-- begin Data for this exercise --

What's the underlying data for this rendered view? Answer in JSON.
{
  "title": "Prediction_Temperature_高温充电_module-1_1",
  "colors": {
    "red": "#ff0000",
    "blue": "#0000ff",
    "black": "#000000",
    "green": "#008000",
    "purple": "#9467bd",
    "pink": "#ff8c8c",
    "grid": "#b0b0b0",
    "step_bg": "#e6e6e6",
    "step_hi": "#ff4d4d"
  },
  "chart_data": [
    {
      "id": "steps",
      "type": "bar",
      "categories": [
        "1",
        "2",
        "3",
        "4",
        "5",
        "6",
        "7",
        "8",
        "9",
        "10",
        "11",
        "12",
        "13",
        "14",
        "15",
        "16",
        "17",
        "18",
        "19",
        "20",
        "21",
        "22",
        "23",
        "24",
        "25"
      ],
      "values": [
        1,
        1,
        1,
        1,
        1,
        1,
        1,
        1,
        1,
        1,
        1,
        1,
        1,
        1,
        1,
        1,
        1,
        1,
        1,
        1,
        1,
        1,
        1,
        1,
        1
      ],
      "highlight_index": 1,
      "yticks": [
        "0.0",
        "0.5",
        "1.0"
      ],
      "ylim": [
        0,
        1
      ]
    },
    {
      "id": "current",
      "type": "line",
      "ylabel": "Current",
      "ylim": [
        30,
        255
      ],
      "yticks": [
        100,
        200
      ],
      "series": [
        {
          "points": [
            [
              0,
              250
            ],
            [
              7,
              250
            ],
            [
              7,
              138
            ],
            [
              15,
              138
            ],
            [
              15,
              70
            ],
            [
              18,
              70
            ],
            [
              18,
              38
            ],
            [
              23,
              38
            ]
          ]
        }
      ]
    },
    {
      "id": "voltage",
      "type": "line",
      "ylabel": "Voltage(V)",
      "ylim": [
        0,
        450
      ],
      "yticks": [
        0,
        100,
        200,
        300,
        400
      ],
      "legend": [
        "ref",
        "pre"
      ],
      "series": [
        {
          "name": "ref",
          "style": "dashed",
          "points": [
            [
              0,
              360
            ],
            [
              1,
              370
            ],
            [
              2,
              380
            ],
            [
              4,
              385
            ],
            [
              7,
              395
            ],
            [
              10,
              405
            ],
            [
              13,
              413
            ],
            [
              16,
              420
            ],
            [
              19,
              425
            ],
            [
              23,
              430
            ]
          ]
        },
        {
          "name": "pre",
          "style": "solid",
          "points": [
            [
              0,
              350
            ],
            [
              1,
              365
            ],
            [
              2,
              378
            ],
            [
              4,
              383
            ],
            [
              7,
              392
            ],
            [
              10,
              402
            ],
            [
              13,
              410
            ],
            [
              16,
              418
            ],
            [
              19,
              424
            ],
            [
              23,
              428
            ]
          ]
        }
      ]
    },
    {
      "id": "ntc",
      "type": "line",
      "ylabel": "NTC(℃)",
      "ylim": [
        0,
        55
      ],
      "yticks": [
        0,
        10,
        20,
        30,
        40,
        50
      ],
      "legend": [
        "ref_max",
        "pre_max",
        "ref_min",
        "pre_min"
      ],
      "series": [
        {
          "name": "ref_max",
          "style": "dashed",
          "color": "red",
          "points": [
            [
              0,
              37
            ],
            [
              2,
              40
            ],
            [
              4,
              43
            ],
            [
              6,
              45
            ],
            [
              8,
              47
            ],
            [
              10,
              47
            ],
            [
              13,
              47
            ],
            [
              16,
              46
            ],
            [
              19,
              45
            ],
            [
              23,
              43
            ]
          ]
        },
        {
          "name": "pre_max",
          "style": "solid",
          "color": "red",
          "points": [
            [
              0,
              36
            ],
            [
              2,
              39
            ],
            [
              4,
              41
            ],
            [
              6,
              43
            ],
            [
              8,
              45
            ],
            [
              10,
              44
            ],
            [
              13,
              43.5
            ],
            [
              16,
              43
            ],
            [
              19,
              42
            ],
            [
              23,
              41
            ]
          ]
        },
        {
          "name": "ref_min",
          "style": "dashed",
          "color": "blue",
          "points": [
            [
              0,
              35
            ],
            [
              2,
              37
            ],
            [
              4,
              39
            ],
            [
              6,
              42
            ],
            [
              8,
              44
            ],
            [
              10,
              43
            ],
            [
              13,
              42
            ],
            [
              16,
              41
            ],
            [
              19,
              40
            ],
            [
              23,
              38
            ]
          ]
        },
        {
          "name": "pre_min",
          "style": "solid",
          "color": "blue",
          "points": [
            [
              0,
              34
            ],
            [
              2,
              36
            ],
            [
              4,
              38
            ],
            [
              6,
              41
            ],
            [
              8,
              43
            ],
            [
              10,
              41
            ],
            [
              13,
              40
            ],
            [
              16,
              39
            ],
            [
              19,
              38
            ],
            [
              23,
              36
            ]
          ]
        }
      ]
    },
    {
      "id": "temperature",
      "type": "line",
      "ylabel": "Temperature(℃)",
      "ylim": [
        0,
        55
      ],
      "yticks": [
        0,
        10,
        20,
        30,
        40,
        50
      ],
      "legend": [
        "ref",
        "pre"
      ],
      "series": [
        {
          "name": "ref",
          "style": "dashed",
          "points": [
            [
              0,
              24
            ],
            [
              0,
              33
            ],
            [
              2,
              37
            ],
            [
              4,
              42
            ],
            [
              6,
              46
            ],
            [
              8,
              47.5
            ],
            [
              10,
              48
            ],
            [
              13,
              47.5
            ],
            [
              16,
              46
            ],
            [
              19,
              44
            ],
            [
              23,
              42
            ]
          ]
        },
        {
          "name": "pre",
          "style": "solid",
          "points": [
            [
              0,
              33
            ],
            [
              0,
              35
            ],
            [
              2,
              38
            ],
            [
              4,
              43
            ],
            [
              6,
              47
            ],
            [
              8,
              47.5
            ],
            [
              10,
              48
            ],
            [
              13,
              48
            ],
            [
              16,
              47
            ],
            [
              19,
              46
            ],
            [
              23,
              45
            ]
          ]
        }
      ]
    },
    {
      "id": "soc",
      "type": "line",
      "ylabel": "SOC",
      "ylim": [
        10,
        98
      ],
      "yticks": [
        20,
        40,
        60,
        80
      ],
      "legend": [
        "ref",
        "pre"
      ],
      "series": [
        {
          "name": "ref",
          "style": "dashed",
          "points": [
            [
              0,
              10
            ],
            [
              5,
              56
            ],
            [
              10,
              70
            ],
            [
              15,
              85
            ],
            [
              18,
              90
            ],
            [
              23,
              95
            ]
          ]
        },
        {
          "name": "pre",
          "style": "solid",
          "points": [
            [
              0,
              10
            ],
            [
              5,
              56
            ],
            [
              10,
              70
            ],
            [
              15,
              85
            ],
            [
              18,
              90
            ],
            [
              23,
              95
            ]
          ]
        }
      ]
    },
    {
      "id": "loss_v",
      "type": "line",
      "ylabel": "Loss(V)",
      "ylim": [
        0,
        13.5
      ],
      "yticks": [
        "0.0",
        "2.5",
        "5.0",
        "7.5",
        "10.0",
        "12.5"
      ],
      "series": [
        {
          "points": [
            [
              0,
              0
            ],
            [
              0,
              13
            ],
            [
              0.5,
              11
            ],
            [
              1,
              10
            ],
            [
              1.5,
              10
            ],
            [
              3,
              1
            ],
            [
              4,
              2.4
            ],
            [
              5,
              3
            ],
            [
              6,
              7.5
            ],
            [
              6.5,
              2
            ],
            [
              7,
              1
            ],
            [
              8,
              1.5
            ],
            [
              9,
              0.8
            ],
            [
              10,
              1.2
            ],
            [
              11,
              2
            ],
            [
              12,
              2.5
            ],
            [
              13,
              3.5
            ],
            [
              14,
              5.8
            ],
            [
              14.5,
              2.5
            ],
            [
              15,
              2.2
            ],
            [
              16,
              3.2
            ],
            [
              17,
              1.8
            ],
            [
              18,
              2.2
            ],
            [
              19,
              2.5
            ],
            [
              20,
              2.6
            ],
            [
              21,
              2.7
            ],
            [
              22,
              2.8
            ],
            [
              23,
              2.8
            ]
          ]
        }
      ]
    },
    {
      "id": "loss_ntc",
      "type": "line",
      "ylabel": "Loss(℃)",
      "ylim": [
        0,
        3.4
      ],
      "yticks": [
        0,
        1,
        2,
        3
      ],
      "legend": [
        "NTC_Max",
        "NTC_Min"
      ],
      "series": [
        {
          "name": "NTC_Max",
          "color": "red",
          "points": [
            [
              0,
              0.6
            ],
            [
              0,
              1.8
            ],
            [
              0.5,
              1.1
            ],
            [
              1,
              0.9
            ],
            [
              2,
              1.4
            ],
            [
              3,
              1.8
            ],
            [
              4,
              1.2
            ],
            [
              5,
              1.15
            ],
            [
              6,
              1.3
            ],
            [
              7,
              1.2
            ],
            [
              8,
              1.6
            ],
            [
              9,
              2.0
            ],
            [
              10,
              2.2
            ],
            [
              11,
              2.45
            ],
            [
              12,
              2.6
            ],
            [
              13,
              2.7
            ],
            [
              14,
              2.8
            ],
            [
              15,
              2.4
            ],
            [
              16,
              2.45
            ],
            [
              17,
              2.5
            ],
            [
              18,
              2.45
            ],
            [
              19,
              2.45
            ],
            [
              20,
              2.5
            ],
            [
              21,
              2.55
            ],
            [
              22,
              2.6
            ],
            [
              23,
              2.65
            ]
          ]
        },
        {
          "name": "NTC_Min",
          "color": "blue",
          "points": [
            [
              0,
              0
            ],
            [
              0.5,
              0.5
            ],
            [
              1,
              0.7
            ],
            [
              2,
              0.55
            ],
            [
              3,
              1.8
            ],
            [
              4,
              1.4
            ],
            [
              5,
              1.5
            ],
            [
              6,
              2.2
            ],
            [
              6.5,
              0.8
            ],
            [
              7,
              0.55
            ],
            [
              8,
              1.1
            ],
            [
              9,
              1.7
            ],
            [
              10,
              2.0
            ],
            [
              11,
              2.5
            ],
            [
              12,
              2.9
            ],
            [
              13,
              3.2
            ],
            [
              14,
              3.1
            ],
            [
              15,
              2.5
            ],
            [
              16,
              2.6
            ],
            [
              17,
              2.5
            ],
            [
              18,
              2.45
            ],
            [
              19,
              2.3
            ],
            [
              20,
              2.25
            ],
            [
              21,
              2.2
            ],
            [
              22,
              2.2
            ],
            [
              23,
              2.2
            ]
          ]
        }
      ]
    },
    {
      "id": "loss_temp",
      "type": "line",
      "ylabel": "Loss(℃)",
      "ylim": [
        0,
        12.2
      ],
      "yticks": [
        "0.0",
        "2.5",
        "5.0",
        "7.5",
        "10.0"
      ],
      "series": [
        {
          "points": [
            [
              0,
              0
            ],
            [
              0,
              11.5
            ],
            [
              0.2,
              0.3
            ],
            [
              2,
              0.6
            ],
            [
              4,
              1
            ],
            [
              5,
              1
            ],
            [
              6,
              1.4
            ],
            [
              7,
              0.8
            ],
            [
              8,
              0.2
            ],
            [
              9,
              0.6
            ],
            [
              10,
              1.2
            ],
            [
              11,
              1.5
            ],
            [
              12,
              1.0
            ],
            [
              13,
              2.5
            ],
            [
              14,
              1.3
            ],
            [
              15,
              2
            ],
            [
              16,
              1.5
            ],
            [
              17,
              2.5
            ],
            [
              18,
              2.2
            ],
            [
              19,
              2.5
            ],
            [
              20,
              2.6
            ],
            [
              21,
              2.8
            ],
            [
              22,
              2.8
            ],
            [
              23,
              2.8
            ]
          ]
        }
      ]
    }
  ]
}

-- end Data for this exercise --

■ **Aim of the task**
Above are the records; copy every line in them that holds the word "ylabel".

■ **Task solution**
      "ylabel": "Current",
      "ylabel": "Voltage(V)",
      "ylabel": "NTC(℃)",
      "ylabel": "Temperature(℃)",
      "ylabel": "SOC",
      "ylabel": "Loss(V)",
      "ylabel": "Loss(℃)",
      "ylabel": "Loss(℃)",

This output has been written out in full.